start

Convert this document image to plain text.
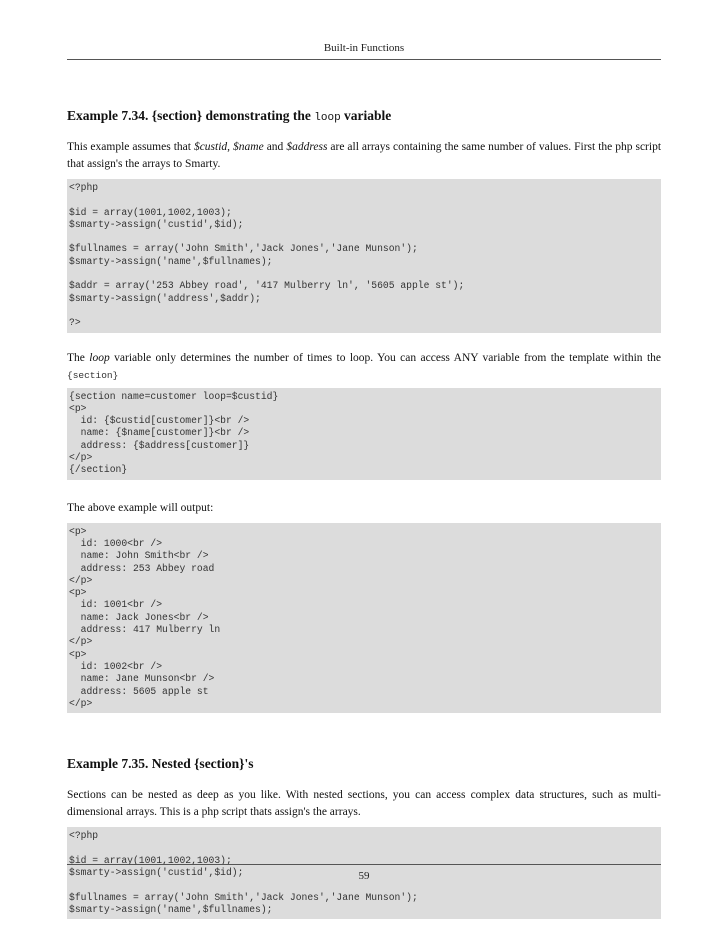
Built-in Functions
Example 7.34. {section} demonstrating the loop variable

This example assumes that $custid, $name and $address are all arrays containing the same number of values. First the php script that assign's the arrays to Smarty.

<?php

$id = array(1001,1002,1003);
$smarty->assign('custid',$id);

$fullnames = array('John Smith','Jack Jones','Jane Munson');
$smarty->assign('name',$fullnames);

$addr = array('253 Abbey road', '417 Mulberry ln', '5605 apple st');
$smarty->assign('address',$addr);

?>

The loop variable only determines the number of times to loop. You can access ANY variable from the template within the {section}

{section name=customer loop=$custid}
<p>
id: {$custid[customer]}<br />
name: {$name[customer]}<br />
address: {$address[customer]}
</p>
{/section}

The above example will output:

<p>
id: 1000<br />
name: John Smith<br />
address: 253 Abbey road
</p>
<p>
id: 1001<br />
name: Jack Jones<br />
address: 417 Mulberry ln
</p>
<p>
id: 1002<br />
name: Jane Munson<br />
address: 5605 apple st
</p>
Example 7.35. Nested {section}'s

Sections can be nested as deep as you like. With nested sections, you can access complex data structures, such as multi-dimensional arrays. This is a php script thats assign's the arrays.

<?php

$id = array(1001,1002,1003);
$smarty->assign('custid',$id);

$fullnames = array('John Smith','Jack Jones','Jane Munson');
$smarty->assign('name',$fullnames);
59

end

INSTRUCTION » Search the entries for the word "arrays" and copy every line that has it.

RESULT OF THIS EXERCISE »
This example assumes that $custid, $name and $address are all arrays containing the same number of values. First the php script that assign's the arrays to Smarty.
Sections can be nested as deep as you like. With nested sections, you can access complex data structures, such as multi-dimensional arrays. This is a php script thats assign's the arrays.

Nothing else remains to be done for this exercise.